* [Task requirements] Pull out every line of the material that contains the string "promo".

Collected data:
○ ○ ○ ○ ○

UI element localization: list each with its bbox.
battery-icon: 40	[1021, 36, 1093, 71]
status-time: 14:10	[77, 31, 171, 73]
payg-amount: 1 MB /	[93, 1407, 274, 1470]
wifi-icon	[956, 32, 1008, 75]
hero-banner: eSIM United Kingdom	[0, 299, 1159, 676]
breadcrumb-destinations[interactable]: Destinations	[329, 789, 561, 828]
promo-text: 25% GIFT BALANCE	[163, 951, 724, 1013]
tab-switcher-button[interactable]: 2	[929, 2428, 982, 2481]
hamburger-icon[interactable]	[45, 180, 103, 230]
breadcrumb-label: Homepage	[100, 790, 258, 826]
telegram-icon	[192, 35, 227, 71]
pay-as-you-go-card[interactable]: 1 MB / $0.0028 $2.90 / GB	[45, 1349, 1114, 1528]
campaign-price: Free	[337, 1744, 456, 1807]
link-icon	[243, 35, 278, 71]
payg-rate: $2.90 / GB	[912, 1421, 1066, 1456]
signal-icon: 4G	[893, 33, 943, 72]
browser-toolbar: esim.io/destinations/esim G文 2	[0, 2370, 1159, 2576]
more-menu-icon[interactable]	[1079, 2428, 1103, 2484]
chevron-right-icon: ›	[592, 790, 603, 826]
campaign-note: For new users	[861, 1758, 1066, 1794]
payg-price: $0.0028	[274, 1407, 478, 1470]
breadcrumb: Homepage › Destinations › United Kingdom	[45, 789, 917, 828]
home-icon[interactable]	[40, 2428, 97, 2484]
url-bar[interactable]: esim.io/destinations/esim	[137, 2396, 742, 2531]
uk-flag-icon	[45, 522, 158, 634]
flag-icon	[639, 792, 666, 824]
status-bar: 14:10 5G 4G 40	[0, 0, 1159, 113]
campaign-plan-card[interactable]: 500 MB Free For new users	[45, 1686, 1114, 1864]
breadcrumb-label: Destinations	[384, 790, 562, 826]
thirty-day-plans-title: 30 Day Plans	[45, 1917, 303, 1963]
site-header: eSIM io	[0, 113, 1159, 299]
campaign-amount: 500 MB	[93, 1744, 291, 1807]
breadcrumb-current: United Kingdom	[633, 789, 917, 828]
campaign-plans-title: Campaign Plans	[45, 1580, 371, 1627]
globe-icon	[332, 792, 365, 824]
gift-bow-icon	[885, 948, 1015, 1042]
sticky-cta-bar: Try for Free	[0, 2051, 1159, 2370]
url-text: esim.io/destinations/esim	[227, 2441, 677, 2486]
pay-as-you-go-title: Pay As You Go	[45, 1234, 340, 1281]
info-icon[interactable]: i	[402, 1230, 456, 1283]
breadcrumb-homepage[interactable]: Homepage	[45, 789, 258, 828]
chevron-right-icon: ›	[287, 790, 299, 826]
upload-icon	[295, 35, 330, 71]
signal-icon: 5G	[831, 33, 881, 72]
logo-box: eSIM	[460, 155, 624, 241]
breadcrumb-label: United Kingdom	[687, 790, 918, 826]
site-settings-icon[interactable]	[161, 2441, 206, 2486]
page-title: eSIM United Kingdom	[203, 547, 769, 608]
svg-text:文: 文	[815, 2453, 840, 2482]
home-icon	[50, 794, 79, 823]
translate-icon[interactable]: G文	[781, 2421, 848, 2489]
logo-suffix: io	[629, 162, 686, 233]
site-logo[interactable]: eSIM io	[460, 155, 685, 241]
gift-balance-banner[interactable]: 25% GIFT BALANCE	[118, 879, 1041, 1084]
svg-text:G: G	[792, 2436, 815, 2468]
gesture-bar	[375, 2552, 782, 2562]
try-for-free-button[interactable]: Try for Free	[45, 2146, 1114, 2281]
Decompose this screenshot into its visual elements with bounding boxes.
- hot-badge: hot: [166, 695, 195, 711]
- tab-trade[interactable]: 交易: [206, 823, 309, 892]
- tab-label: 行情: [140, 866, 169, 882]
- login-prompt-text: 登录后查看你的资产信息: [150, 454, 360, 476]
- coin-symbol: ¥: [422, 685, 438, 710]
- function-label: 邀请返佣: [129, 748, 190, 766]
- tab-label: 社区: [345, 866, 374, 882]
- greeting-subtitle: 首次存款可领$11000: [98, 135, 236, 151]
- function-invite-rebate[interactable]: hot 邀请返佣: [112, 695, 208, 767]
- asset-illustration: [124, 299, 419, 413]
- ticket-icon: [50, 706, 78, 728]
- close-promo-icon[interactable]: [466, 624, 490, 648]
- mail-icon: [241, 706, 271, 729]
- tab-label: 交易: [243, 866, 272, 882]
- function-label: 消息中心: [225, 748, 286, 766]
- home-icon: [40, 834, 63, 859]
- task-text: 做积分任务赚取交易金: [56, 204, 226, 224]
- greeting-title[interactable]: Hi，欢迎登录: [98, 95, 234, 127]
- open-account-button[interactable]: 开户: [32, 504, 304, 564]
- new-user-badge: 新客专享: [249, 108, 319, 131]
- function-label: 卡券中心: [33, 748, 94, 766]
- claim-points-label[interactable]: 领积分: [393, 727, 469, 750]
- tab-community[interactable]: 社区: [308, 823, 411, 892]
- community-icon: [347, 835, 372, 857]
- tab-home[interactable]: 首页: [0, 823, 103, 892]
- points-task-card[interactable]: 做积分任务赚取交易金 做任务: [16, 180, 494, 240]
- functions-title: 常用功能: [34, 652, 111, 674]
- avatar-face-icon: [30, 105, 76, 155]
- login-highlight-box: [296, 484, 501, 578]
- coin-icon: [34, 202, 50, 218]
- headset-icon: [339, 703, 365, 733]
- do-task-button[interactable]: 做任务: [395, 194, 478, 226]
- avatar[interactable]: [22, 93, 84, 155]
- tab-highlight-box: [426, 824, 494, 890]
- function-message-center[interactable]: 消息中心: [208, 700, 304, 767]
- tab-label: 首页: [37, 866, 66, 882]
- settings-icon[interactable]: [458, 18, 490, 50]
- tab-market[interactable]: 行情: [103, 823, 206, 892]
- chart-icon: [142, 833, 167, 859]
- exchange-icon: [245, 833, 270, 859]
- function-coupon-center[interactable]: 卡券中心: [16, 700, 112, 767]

○ ○ ○ ○ ○

* [Output for this exercise]
promo-text: 25% GIFT BALANCE	[163, 951, 724, 1013]
- close-promo-icon[interactable]: [466, 624, 490, 648]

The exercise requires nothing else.